Data entries:
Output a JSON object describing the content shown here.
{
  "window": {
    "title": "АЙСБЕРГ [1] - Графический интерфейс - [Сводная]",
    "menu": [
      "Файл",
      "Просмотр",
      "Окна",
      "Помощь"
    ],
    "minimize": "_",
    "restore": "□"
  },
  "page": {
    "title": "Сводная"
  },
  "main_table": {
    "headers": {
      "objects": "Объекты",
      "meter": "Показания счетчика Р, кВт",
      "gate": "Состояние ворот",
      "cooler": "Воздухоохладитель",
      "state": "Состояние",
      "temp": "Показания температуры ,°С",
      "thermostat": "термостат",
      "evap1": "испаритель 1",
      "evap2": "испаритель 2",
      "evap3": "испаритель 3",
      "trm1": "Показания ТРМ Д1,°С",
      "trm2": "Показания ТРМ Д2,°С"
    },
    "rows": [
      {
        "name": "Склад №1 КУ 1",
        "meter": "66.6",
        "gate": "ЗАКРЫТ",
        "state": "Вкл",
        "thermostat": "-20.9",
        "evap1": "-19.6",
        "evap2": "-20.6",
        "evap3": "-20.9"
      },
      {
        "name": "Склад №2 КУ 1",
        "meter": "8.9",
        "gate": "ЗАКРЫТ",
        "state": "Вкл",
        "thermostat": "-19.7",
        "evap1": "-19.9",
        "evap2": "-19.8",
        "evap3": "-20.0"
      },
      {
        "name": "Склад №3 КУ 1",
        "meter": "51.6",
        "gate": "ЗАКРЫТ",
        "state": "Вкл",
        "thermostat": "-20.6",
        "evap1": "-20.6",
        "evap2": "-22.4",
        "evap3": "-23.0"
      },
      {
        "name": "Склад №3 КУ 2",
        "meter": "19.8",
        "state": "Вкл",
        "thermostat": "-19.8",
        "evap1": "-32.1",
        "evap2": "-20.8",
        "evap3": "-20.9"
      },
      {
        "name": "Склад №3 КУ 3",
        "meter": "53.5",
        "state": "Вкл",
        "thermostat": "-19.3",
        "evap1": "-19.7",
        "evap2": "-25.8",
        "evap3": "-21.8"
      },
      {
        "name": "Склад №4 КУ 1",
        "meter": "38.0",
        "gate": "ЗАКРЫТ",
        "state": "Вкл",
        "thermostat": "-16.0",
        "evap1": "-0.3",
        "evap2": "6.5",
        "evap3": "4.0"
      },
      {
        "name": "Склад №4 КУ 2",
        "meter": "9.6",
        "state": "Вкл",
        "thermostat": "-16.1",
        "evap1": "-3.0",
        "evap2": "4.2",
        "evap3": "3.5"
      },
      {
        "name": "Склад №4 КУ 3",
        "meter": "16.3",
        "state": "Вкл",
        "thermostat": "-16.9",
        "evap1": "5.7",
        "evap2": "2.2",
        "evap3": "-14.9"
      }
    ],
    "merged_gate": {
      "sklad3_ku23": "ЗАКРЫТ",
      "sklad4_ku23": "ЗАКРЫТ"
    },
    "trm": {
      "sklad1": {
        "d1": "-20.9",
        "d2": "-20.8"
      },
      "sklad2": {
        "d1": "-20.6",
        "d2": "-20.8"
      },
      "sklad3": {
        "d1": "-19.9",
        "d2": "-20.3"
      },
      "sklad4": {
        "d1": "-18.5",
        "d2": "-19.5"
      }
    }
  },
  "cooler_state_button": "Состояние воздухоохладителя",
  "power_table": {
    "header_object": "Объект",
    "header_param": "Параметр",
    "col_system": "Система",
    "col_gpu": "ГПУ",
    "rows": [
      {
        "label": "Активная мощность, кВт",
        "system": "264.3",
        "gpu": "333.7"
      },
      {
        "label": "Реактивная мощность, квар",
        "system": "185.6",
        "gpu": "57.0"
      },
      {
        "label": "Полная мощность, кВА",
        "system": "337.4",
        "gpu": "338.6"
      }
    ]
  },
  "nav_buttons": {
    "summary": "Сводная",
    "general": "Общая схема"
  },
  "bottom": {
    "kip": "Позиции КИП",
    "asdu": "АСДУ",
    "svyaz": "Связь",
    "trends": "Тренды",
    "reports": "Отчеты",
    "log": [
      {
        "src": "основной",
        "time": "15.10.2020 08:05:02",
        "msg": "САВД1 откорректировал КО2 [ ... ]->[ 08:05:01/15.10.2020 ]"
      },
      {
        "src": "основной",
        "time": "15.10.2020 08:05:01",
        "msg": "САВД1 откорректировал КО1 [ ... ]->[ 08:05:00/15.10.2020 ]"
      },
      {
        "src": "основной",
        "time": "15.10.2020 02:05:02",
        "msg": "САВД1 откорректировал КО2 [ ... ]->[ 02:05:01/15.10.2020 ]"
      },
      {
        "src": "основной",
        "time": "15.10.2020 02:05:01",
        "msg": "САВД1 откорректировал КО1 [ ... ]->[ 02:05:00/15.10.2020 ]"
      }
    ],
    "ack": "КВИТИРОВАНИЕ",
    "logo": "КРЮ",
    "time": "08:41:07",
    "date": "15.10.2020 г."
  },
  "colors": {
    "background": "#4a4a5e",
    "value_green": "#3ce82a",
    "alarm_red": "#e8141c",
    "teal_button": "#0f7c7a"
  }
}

• **WORK TO DO**: Every line of the data above should be copied exactly.

• **EXERCISE OUTPUT**:
Output a JSON object describing the content shown here.
{
  "window": {
    "title": "АЙСБЕРГ [1] - Графический интерфейс - [Сводная]",
    "menu": [
      "Файл",
      "Просмотр",
      "Окна",
      "Помощь"
    ],
    "minimize": "_",
    "restore": "□"
  },
  "page": {
    "title": "Сводная"
  },
  "main_table": {
    "headers": {
      "objects": "Объекты",
      "meter": "Показания счетчика Р, кВт",
      "gate": "Состояние ворот",
      "cooler": "Воздухоохладитель",
      "state": "Состояние",
      "temp": "Показания температуры ,°С",
      "thermostat": "термостат",
      "evap1": "испаритель 1",
      "evap2": "испаритель 2",
      "evap3": "испаритель 3",
      "trm1": "Показания ТРМ Д1,°С",
      "trm2": "Показания ТРМ Д2,°С"
    },
    "rows": [
      {
        "name": "Склад №1 КУ 1",
        "meter": "66.6",
        "gate": "ЗАКРЫТ",
        "state": "Вкл",
        "thermostat": "-20.9",
        "evap1": "-19.6",
        "evap2": "-20.6",
        "evap3": "-20.9"
      },
      {
        "name": "Склад №2 КУ 1",
        "meter": "8.9",
        "gate": "ЗАКРЫТ",
        "state": "Вкл",
        "thermostat": "-19.7",
        "evap1": "-19.9",
        "evap2": "-19.8",
        "evap3": "-20.0"
      },
      {
        "name": "Склад №3 КУ 1",
        "meter": "51.6",
        "gate": "ЗАКРЫТ",
        "state": "Вкл",
        "thermostat": "-20.6",
        "evap1": "-20.6",
        "evap2": "-22.4",
        "evap3": "-23.0"
      },
      {
        "name": "Склад №3 КУ 2",
        "meter": "19.8",
        "state": "Вкл",
        "thermostat": "-19.8",
        "evap1": "-32.1",
        "evap2": "-20.8",
        "evap3": "-20.9"
      },
      {
        "name": "Склад №3 КУ 3",
        "meter": "53.5",
        "state": "Вкл",
        "thermostat": "-19.3",
        "evap1": "-19.7",
        "evap2": "-25.8",
        "evap3": "-21.8"
      },
      {
        "name": "Склад №4 КУ 1",
        "meter": "38.0",
        "gate": "ЗАКРЫТ",
        "state": "Вкл",
        "thermostat": "-16.0",
        "evap1": "-0.3",
        "evap2": "6.5",
        "evap3": "4.0"
      },
      {
        "name": "Склад №4 КУ 2",
        "meter": "9.6",
        "state": "Вкл",
        "thermostat": "-16.1",
        "evap1": "-3.0",
        "evap2": "4.2",
        "evap3": "3.5"
      },
      {
        "name": "Склад №4 КУ 3",
        "meter": "16.3",
        "state": "Вкл",
        "thermostat": "-16.9",
        "evap1": "5.7",
        "evap2": "2.2",
        "evap3": "-14.9"
      }
    ],
    "merged_gate": {
      "sklad3_ku23": "ЗАКРЫТ",
      "sklad4_ku23": "ЗАКРЫТ"
    },
    "trm": {
      "sklad1": {
        "d1": "-20.9",
        "d2": "-20.8"
      },
      "sklad2": {
        "d1": "-20.6",
        "d2": "-20.8"
      },
      "sklad3": {
        "d1": "-19.9",
        "d2": "-20.3"
      },
      "sklad4": {
        "d1": "-18.5",
        "d2": "-19.5"
      }
    }
  },
  "cooler_state_button": "Состояние воздухоохладителя",
  "power_table": {
    "header_object": "Объект",
    "header_param": "Параметр",
    "col_system": "Система",
    "col_gpu": "ГПУ",
    "rows": [
      {
        "label": "Активная мощность, кВт",
        "system": "264.3",
        "gpu": "333.7"
      },
      {
        "label": "Реактивная мощность, квар",
        "system": "185.6",
        "gpu": "57.0"
      },
      {
        "label": "Полная мощность, кВА",
        "system": "337.4",
        "gpu": "338.6"
      }
    ]
  },
  "nav_buttons": {
    "summary": "Сводная",
    "general": "Общая схема"
  },
  "bottom": {
    "kip": "Позиции КИП",
    "asdu": "АСДУ",
    "svyaz": "Связь",
    "trends": "Тренды",
    "reports": "Отчеты",
    "log": [
      {
        "src": "основной",
        "time": "15.10.2020 08:05:02",
        "msg": "САВД1 откорректировал КО2 [ ... ]->[ 08:05:01/15.10.2020 ]"
      },
      {
        "src": "основной",
        "time": "15.10.2020 08:05:01",
        "msg": "САВД1 откорректировал КО1 [ ... ]->[ 08:05:00/15.10.2020 ]"
      },
      {
        "src": "основной",
        "time": "15.10.2020 02:05:02",
        "msg": "САВД1 откорректировал КО2 [ ... ]->[ 02:05:01/15.10.2020 ]"
      },
      {
        "src": "основной",
        "time": "15.10.2020 02:05:01",
        "msg": "САВД1 откорректировал КО1 [ ... ]->[ 02:05:00/15.10.2020 ]"
      }
    ],
    "ack": "КВИТИРОВАНИЕ",
    "logo": "КРЮ",
    "time": "08:41:07",
    "date": "15.10.2020 г."
  },
  "colors": {
    "background": "#4a4a5e",
    "value_green": "#3ce82a",
    "alarm_red": "#e8141c",
    "teal_button": "#0f7c7a"
  }
}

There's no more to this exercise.